* Given instruction
Reproduce the lines of the listing as a numbered list, omitting blank lines, from the first line of the listing up to and including the line containing "call-bar [828, 323, 835, 570]".

[Element boundary listing]
┌──
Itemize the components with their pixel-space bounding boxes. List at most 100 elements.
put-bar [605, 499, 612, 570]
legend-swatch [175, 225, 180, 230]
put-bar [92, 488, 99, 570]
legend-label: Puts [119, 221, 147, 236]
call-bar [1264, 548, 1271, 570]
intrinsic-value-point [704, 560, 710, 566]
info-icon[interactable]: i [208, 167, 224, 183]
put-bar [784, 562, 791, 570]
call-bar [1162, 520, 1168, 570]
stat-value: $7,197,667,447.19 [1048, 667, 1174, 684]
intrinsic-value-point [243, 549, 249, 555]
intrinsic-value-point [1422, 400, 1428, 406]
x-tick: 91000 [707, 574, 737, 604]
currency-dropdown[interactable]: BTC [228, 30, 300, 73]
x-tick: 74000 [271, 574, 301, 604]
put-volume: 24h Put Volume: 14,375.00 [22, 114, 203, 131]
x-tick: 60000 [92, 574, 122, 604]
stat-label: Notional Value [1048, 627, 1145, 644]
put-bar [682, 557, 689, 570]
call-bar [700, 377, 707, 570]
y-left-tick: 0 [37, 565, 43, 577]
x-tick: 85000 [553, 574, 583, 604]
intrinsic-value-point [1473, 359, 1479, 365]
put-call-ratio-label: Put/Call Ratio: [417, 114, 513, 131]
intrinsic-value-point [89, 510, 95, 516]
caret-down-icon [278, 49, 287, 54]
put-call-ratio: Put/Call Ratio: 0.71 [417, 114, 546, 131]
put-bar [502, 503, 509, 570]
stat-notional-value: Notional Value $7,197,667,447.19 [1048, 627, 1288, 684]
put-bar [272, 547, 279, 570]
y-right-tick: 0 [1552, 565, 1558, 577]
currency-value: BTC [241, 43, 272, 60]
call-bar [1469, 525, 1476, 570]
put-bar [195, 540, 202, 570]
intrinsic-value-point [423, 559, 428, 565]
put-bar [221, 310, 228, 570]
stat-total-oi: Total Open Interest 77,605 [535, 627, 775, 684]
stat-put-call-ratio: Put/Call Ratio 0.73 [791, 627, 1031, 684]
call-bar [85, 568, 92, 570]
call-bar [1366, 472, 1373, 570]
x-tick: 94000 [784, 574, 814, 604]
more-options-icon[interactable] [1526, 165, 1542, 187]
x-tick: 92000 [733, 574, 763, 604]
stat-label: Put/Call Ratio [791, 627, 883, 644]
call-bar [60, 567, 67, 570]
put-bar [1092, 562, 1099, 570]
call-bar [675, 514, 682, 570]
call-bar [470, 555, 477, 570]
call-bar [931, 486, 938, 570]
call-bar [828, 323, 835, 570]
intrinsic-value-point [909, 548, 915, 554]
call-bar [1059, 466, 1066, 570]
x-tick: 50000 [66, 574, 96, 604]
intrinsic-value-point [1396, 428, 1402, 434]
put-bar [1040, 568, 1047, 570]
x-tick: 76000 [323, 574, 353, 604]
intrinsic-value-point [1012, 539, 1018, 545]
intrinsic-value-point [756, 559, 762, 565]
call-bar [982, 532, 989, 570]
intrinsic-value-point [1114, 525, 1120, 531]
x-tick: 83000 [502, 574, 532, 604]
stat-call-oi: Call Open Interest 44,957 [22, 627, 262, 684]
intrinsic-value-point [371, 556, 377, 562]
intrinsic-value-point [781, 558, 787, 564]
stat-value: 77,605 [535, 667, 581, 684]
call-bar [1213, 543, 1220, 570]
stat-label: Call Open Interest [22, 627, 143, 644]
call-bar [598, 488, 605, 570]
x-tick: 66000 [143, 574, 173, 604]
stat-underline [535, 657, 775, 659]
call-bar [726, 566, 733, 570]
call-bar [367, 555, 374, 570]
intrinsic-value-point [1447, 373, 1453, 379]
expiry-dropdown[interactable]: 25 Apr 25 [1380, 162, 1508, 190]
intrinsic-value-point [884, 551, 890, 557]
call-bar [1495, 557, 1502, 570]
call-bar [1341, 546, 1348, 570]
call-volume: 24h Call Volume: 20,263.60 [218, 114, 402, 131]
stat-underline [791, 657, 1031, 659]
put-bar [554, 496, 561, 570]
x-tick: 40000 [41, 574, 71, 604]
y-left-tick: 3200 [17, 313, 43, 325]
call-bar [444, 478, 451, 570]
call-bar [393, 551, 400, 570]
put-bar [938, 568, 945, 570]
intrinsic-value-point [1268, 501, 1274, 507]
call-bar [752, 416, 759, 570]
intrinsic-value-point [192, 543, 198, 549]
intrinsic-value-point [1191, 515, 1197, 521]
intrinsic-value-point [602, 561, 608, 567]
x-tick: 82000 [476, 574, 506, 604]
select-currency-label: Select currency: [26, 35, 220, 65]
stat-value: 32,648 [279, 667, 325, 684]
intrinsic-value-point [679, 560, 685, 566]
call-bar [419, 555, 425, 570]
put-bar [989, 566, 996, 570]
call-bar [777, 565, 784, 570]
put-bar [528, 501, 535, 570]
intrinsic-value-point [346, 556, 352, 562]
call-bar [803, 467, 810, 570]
└──
* Exercise response
1. Itemize the components with their pixel-space bounding boxes. List at most 100 elements.
2. put-bar [605, 499, 612, 570]
3. legend-swatch [175, 225, 180, 230]
4. put-bar [92, 488, 99, 570]
5. legend-label: Puts [119, 221, 147, 236]
6. call-bar [1264, 548, 1271, 570]
7. intrinsic-value-point [704, 560, 710, 566]
8. info-icon[interactable]: i [208, 167, 224, 183]
9. put-bar [784, 562, 791, 570]
10. call-bar [1162, 520, 1168, 570]
11. stat-value: $7,197,667,447.19 [1048, 667, 1174, 684]
12. intrinsic-value-point [243, 549, 249, 555]
13. intrinsic-value-point [1422, 400, 1428, 406]
14. x-tick: 91000 [707, 574, 737, 604]
15. currency-dropdown[interactable]: BTC [228, 30, 300, 73]
16. x-tick: 74000 [271, 574, 301, 604]
17. put-volume: 24h Put Volume: 14,375.00 [22, 114, 203, 131]
18. x-tick: 60000 [92, 574, 122, 604]
19. stat-label: Notional Value [1048, 627, 1145, 644]
20. put-bar [682, 557, 689, 570]
21. call-bar [700, 377, 707, 570]
22. y-left-tick: 0 [37, 565, 43, 577]
23. x-tick: 85000 [553, 574, 583, 604]
24. intrinsic-value-point [1473, 359, 1479, 365]
25. put-call-ratio-label: Put/Call Ratio: [417, 114, 513, 131]
26. intrinsic-value-point [89, 510, 95, 516]
27. caret-down-icon [278, 49, 287, 54]
28. put-call-ratio: Put/Call Ratio: 0.71 [417, 114, 546, 131]
29. put-bar [502, 503, 509, 570]
30. stat-notional-value: Notional Value $7,197,667,447.19 [1048, 627, 1288, 684]
31. put-bar [272, 547, 279, 570]
32. y-right-tick: 0 [1552, 565, 1558, 577]
33. currency-value: BTC [241, 43, 272, 60]
34. call-bar [1469, 525, 1476, 570]
35. put-bar [195, 540, 202, 570]
36. intrinsic-value-point [423, 559, 428, 565]
37. put-bar [221, 310, 228, 570]
38. stat-total-oi: Total Open Interest 77,605 [535, 627, 775, 684]
39. stat-put-call-ratio: Put/Call Ratio 0.73 [791, 627, 1031, 684]
40. call-bar [85, 568, 92, 570]
41. call-bar [1366, 472, 1373, 570]
42. x-tick: 94000 [784, 574, 814, 604]
43. more-options-icon[interactable] [1526, 165, 1542, 187]
44. x-tick: 92000 [733, 574, 763, 604]
45. stat-label: Put/Call Ratio [791, 627, 883, 644]
46. call-bar [60, 567, 67, 570]
47. put-bar [1092, 562, 1099, 570]
48. call-bar [675, 514, 682, 570]
49. call-bar [470, 555, 477, 570]
50. call-bar [931, 486, 938, 570]
51. call-bar [828, 323, 835, 570]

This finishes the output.